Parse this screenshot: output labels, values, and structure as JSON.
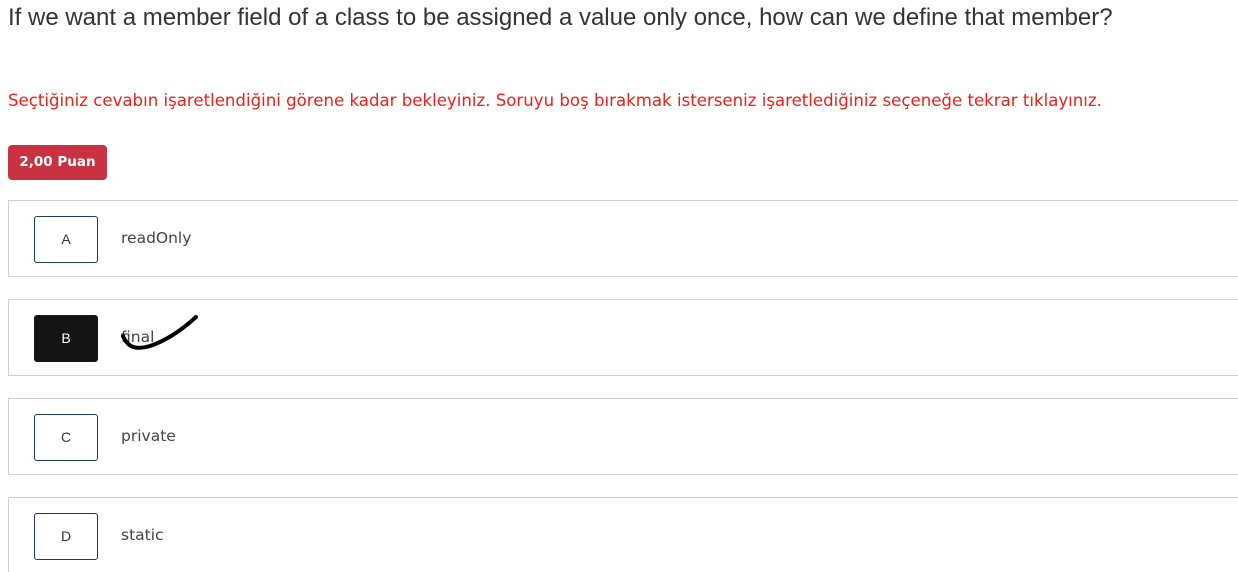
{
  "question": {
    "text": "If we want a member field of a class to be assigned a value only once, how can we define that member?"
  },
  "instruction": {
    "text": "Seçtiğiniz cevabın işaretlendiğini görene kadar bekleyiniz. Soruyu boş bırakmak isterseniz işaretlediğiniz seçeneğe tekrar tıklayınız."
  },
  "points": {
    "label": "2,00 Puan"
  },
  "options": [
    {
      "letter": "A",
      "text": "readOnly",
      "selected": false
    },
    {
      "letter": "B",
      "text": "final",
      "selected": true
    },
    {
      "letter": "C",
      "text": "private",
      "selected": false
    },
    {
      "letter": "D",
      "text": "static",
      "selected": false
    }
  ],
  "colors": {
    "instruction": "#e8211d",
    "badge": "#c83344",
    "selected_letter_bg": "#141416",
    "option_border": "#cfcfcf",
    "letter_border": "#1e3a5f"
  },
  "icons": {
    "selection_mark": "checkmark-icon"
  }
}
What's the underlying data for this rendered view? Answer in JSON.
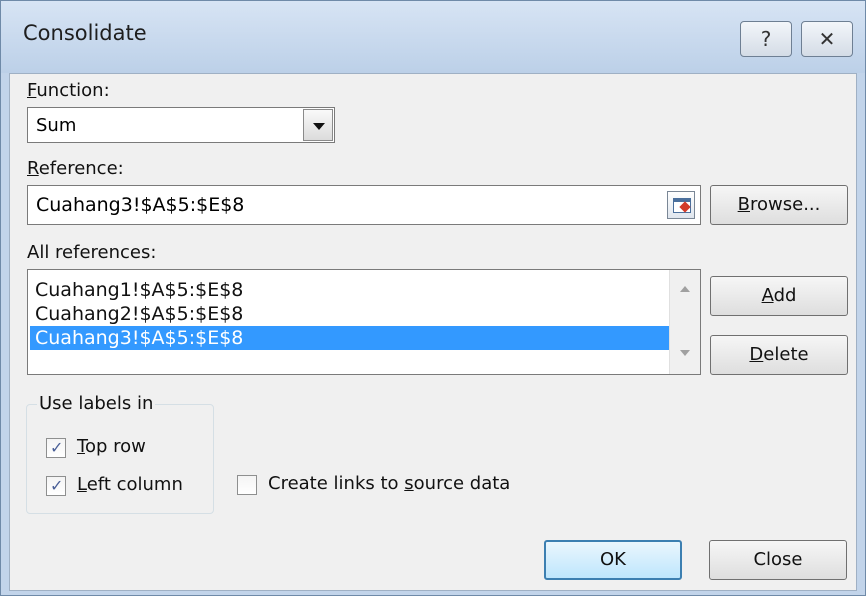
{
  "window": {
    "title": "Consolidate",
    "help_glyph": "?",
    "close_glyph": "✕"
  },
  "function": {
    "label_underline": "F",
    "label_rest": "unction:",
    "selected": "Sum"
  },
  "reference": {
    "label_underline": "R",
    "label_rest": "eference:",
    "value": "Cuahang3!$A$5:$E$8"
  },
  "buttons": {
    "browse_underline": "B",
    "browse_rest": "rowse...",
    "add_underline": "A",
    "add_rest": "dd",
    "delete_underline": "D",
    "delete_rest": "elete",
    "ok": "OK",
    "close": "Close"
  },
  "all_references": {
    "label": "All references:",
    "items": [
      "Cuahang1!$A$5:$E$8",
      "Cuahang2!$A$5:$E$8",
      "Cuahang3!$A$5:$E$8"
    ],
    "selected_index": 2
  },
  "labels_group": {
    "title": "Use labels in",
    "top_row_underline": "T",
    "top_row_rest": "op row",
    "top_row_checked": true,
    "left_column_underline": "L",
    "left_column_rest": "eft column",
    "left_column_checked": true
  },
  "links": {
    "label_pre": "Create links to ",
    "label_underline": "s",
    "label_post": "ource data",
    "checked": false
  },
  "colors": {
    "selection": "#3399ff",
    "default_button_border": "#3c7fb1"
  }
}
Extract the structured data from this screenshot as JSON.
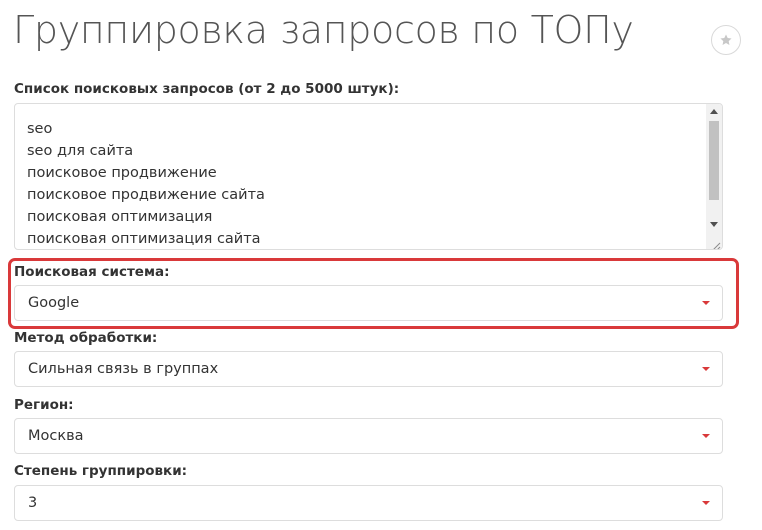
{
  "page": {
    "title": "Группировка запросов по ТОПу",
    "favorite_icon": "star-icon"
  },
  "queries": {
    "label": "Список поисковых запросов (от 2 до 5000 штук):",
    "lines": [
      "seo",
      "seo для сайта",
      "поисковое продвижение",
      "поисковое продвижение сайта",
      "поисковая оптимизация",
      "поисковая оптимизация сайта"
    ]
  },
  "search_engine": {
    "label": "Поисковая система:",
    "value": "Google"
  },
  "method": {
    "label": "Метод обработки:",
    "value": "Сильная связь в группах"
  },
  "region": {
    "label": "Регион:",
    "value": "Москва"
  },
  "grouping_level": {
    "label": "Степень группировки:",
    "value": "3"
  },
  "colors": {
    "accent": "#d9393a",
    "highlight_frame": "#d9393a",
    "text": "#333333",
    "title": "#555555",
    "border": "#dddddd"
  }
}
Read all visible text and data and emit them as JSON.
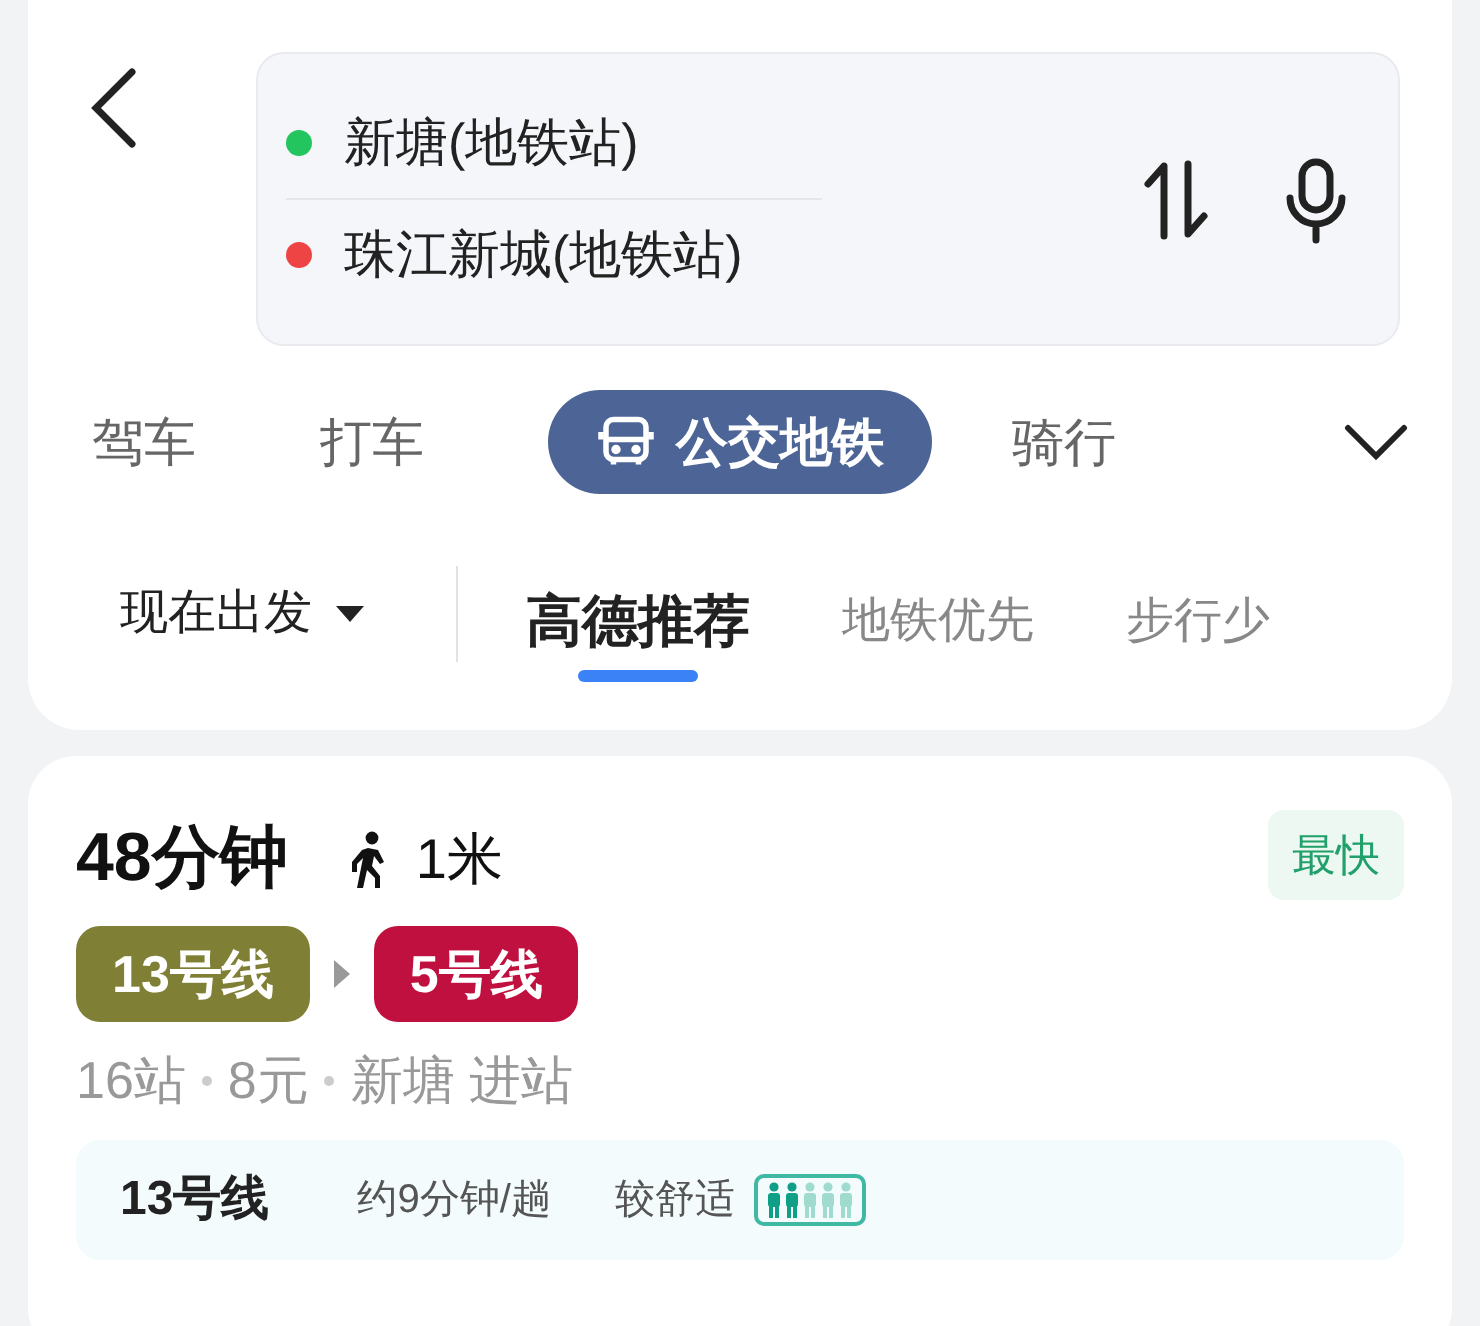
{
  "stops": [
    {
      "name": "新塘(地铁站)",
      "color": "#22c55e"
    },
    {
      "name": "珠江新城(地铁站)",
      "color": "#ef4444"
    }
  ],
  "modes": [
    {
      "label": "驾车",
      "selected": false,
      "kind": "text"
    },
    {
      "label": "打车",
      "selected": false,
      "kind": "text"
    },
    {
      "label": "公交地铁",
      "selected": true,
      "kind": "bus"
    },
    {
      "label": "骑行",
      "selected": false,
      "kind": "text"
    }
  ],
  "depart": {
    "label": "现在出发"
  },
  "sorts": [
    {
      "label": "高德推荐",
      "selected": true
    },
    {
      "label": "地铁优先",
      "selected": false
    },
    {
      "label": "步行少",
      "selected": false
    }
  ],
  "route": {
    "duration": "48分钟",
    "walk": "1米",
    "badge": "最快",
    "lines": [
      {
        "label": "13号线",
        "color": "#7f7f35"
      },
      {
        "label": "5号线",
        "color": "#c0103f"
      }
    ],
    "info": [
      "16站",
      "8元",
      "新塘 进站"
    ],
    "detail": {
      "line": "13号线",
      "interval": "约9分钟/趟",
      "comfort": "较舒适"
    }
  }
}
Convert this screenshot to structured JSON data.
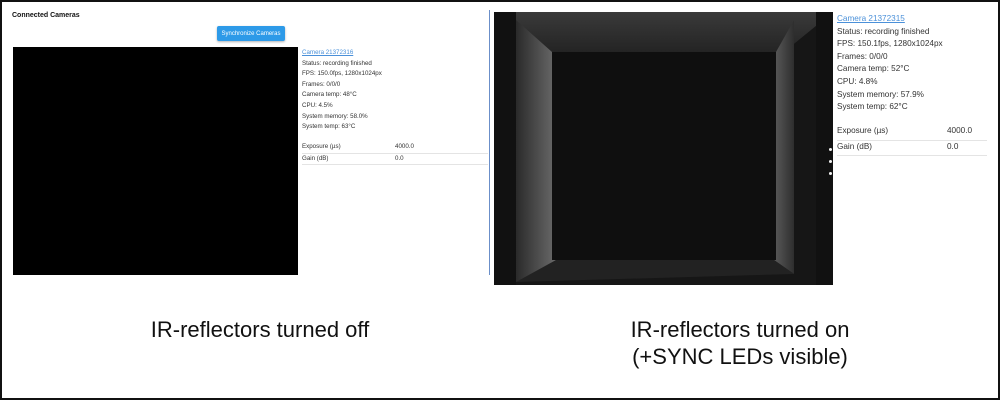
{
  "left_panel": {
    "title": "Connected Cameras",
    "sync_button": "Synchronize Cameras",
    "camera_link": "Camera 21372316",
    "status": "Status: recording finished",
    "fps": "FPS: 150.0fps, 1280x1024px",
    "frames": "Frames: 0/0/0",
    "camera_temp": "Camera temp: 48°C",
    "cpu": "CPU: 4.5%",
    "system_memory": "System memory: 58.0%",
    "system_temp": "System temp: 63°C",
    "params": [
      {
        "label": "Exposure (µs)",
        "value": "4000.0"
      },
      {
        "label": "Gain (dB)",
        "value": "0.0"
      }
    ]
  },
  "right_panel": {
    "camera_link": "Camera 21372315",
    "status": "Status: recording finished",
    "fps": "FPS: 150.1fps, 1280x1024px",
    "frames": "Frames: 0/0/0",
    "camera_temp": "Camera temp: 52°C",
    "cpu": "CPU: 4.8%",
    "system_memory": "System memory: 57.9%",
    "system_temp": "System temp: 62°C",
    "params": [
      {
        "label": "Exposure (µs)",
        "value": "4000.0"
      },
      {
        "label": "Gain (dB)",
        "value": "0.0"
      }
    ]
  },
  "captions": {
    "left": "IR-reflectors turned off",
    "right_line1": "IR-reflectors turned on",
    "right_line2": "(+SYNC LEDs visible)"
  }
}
━━━
◆ **DIRECTIONS**: Transcribe all the data word for word; the images stay out.

◆ **ANSWER FOR THIS EXERCISE**:
Parse this screenshot: output labels, values, and structure as JSON.
{
  "question": {
    "text": "If we want a member field of a class to be assigned a value only once, how can we define that member?"
  },
  "instruction": {
    "text": "Seçtiğiniz cevabın işaretlendiğini görene kadar bekleyiniz. Soruyu boş bırakmak isterseniz işaretlediğiniz seçeneğe tekrar tıklayınız."
  },
  "points": {
    "label": "2,00 Puan"
  },
  "options": [
    {
      "letter": "A",
      "text": "readOnly",
      "selected": false
    },
    {
      "letter": "B",
      "text": "final",
      "selected": true
    },
    {
      "letter": "C",
      "text": "private",
      "selected": false
    },
    {
      "letter": "D",
      "text": "static",
      "selected": false
    }
  ],
  "colors": {
    "instruction": "#e8211d",
    "badge": "#c83344",
    "selected_letter_bg": "#141416",
    "option_border": "#cfcfcf",
    "letter_border": "#1e3a5f"
  },
  "icons": {
    "selection_mark": "checkmark-icon"
  }
}
What's the underlying data for this rendered view? Answer in JSON.
{
  "window": {
    "title": "Consolidate",
    "help_glyph": "?",
    "close_glyph": "✕"
  },
  "function": {
    "label_underline": "F",
    "label_rest": "unction:",
    "selected": "Sum"
  },
  "reference": {
    "label_underline": "R",
    "label_rest": "eference:",
    "value": "Cuahang3!$A$5:$E$8"
  },
  "buttons": {
    "browse_underline": "B",
    "browse_rest": "rowse...",
    "add_underline": "A",
    "add_rest": "dd",
    "delete_underline": "D",
    "delete_rest": "elete",
    "ok": "OK",
    "close": "Close"
  },
  "all_references": {
    "label": "All references:",
    "items": [
      "Cuahang1!$A$5:$E$8",
      "Cuahang2!$A$5:$E$8",
      "Cuahang3!$A$5:$E$8"
    ],
    "selected_index": 2
  },
  "labels_group": {
    "title": "Use labels in",
    "top_row_underline": "T",
    "top_row_rest": "op row",
    "top_row_checked": true,
    "left_column_underline": "L",
    "left_column_rest": "eft column",
    "left_column_checked": true
  },
  "links": {
    "label_pre": "Create links to ",
    "label_underline": "s",
    "label_post": "ource data",
    "checked": false
  },
  "colors": {
    "selection": "#3399ff",
    "default_button_border": "#3c7fb1"
  }
}
Extract the structured data from this screenshot as JSON.
{
  "page": {
    "title": "Группировка запросов по ТОПу",
    "favorite_icon": "star-icon"
  },
  "queries": {
    "label": "Список поисковых запросов (от 2 до 5000 штук):",
    "lines": [
      "seo",
      "seo для сайта",
      "поисковое продвижение",
      "поисковое продвижение сайта",
      "поисковая оптимизация",
      "поисковая оптимизация сайта"
    ]
  },
  "search_engine": {
    "label": "Поисковая система:",
    "value": "Google"
  },
  "method": {
    "label": "Метод обработки:",
    "value": "Сильная связь в группах"
  },
  "region": {
    "label": "Регион:",
    "value": "Москва"
  },
  "grouping_level": {
    "label": "Степень группировки:",
    "value": "3"
  },
  "colors": {
    "accent": "#d9393a",
    "highlight_frame": "#d9393a",
    "text": "#333333",
    "title": "#555555",
    "border": "#dddddd"
  }
}
Read all visible text and data and emit them as JSON.
{
  "stops": [
    {
      "name": "新塘(地铁站)",
      "color": "#22c55e"
    },
    {
      "name": "珠江新城(地铁站)",
      "color": "#ef4444"
    }
  ],
  "modes": [
    {
      "label": "驾车",
      "selected": false,
      "kind": "text"
    },
    {
      "label": "打车",
      "selected": false,
      "kind": "text"
    },
    {
      "label": "公交地铁",
      "selected": true,
      "kind": "bus"
    },
    {
      "label": "骑行",
      "selected": false,
      "kind": "text"
    }
  ],
  "depart": {
    "label": "现在出发"
  },
  "sorts": [
    {
      "label": "高德推荐",
      "selected": true
    },
    {
      "label": "地铁优先",
      "selected": false
    },
    {
      "label": "步行少",
      "selected": false
    }
  ],
  "route": {
    "duration": "48分钟",
    "walk": "1米",
    "badge": "最快",
    "lines": [
      {
        "label": "13号线",
        "color": "#7f7f35"
      },
      {
        "label": "5号线",
        "color": "#c0103f"
      }
    ],
    "info": [
      "16站",
      "8元",
      "新塘 进站"
    ],
    "detail": {
      "line": "13号线",
      "interval": "约9分钟/趟",
      "comfort": "较舒适"
    }
  }
}
Convert this screenshot to structured JSON data.
{
  "left_panel": {
    "title": "Connected Cameras",
    "sync_button": "Synchronize Cameras",
    "camera_link": "Camera 21372316",
    "status": "Status: recording finished",
    "fps": "FPS: 150.0fps, 1280x1024px",
    "frames": "Frames: 0/0/0",
    "camera_temp": "Camera temp: 48°C",
    "cpu": "CPU: 4.5%",
    "system_memory": "System memory: 58.0%",
    "system_temp": "System temp: 63°C",
    "params": [
      {
        "label": "Exposure (µs)",
        "value": "4000.0"
      },
      {
        "label": "Gain (dB)",
        "value": "0.0"
      }
    ]
  },
  "right_panel": {
    "camera_link": "Camera 21372315",
    "status": "Status: recording finished",
    "fps": "FPS: 150.1fps, 1280x1024px",
    "frames": "Frames: 0/0/0",
    "camera_temp": "Camera temp: 52°C",
    "cpu": "CPU: 4.8%",
    "system_memory": "System memory: 57.9%",
    "system_temp": "System temp: 62°C",
    "params": [
      {
        "label": "Exposure (µs)",
        "value": "4000.0"
      },
      {
        "label": "Gain (dB)",
        "value": "0.0"
      }
    ]
  },
  "captions": {
    "left": "IR-reflectors turned off",
    "right_line1": "IR-reflectors turned on",
    "right_line2": "(+SYNC LEDs visible)"
  }
}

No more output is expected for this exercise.